Extract the lines that hold the string "China".

▶ **Source records**
* begin *

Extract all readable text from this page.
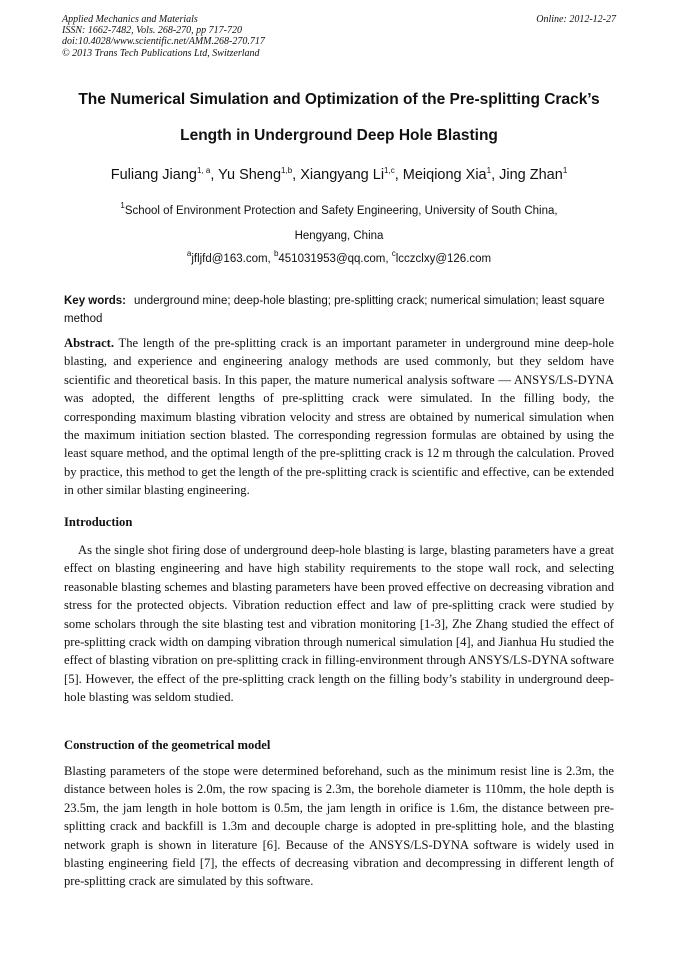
Applied Mechanics and Materials
ISSN: 1662-7482, Vols. 268-270, pp 717-720
doi:10.4028/www.scientific.net/AMM.268-270.717
© 2013 Trans Tech Publications Ltd, Switzerland
Online: 2012-12-27
The Numerical Simulation and Optimization of the Pre-splitting Crack’s
Length in Underground Deep Hole Blasting
Fuliang Jiang$^{1, a}$, Yu Sheng$^{1,b}$, Xiangyang Li$^{1,c}$, Meiqiong Xia$^1$, Jing Zhan$^1$
$^1$School of Environment Protection and Safety Engineering, University of South China,
Hengyang, China
$^a$jfljfd@163.com, $^b$451031953@qq.com, $^c$lcczclxy@126.com
Key words: underground mine; deep-hole blasting; pre-splitting crack; numerical simulation; least square method
Abstract. The length of the pre-splitting crack is an important parameter in underground mine deep-hole blasting, and experience and engineering analogy methods are used commonly, but they seldom have scientific and theoretical basis. In this paper, the mature numerical analysis software — ANSYS/LS-DYNA was adopted, the different lengths of pre-splitting crack were simulated. In the filling body, the corresponding maximum blasting vibration velocity and stress are obtained by numerical simulation when the maximum initiation section blasted. The corresponding regression formulas are obtained by using the least square method, and the optimal length of the pre-splitting crack is 12 m through the calculation. Proved by practice, this method to get the length of the pre-splitting crack is scientific and effective, can be extended in other similar blasting engineering.
Introduction
As the single shot firing dose of underground deep-hole blasting is large, blasting parameters have a great effect on blasting engineering and have high stability requirements to the stope wall rock, and selecting reasonable blasting schemes and blasting parameters have been proved effective on decreasing vibration and stress for the protected objects. Vibration reduction effect and law of pre-splitting crack were studied by some scholars through the site blasting test and vibration monitoring [1-3], Zhe Zhang studied the effect of pre-splitting crack width on damping vibration through numerical simulation [4], and Jianhua Hu studied the effect of blasting vibration on pre-splitting crack in filling-environment through ANSYS/LS-DYNA software [5]. However, the effect of the pre-splitting crack length on the filling body’s stability in underground deep-hole blasting was seldom studied.
Construction of the geometrical model
Blasting parameters of the stope were determined beforehand, such as the minimum resist line is 2.3m, the distance between holes is 2.0m, the row spacing is 2.3m, the borehole diameter is 110mm, the hole depth is 23.5m, the jam length in hole bottom is 0.5m, the jam length in orifice is 1.6m, the distance between pre-splitting crack and backfill is 1.3m and decouple charge is adopted in pre-splitting hole, and the blasting network graph is shown in literature [6]. Because of the ANSYS/LS-DYNA software is widely used in blasting engineering field [7], the effects of decreasing vibration and decompressing in different length of pre-splitting crack are simulated by this software.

* end *

▶ **Expected output**
$^1$School of Environment Protection and Safety Engineering, University of South China,
Hengyang, China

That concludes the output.